-- Exercise requirements --
Locate all lines with the word "товарами" and copy them out.

= = = =

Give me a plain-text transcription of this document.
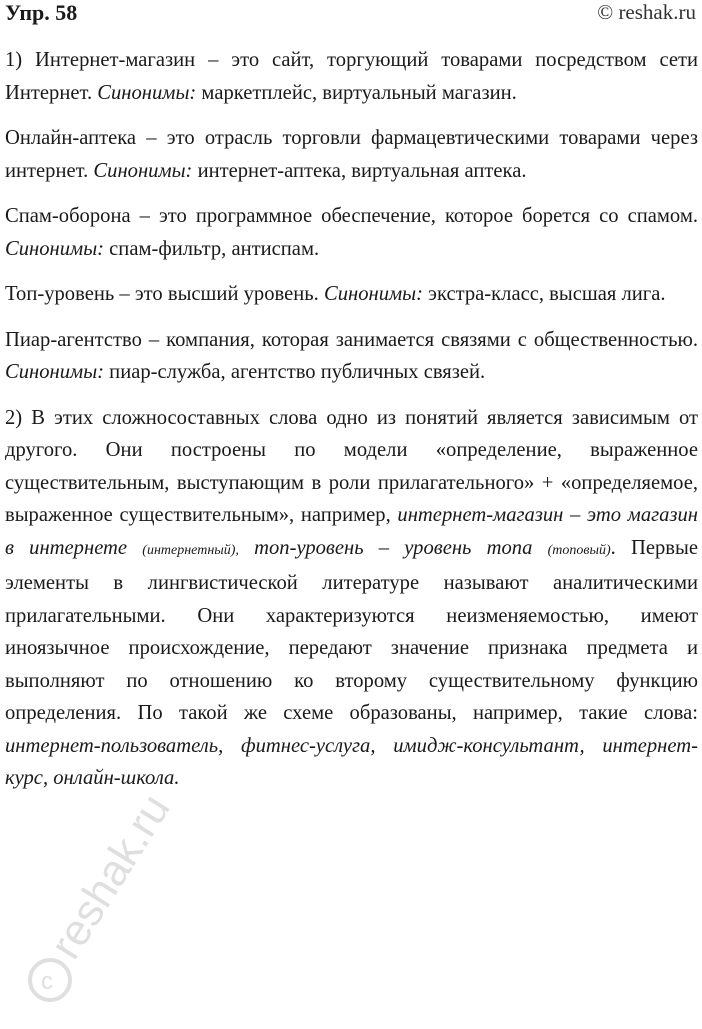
Упр. 58	© reshak.ru

1) Интернет-магазин – это сайт, торгующий товарами посредством сети Интернет. Синонимы: маркетплейс, виртуальный магазин.

Онлайн-аптека – это отрасль торговли фармацевтическими товарами через интернет. Синонимы: интернет-аптека, виртуальная аптека.

Спам-оборона – это программное обеспечение, которое борется со спамом. Синонимы: спам-фильтр, антиспам.

Топ-уровень – это высший уровень. Синонимы: экстра-класс, высшая лига.

Пиар-агентство – компания, которая занимается связями с общественностью. Синонимы: пиар-служба, агентство публичных связей.

2) В этих сложносоставных слова одно из понятий является зависимым от другого. Они построены по модели «определение, выраженное существительным, выступающим в роли прилагательного» + «определяемое, выраженное существительным», например, интернет-магазин – это магазин в интернете (интернетный), топ-уровень – уровень топа (топовый). Первые элементы в лингвистической литературе называют аналитическими прилагательными. Они характеризуются неизменяемостью, имеют иноязычное происхождение, передают значение признака предмета и выполняют по отношению ко второму существительному функцию определения. По такой же схеме образованы, например, такие слова: интернет-пользователь, фитнес-услуга, имидж-консультант, интернет-курс, онлайн-школа.

c
reshak.ru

= = = =

-- Task result --
1) Интернет-магазин – это сайт, торгующий товарами посредством сети Интернет. Синонимы: маркетплейс, виртуальный магазин.
Онлайн-аптека – это отрасль торговли фармацевтическими товарами через интернет. Синонимы: интернет-аптека, виртуальная аптека.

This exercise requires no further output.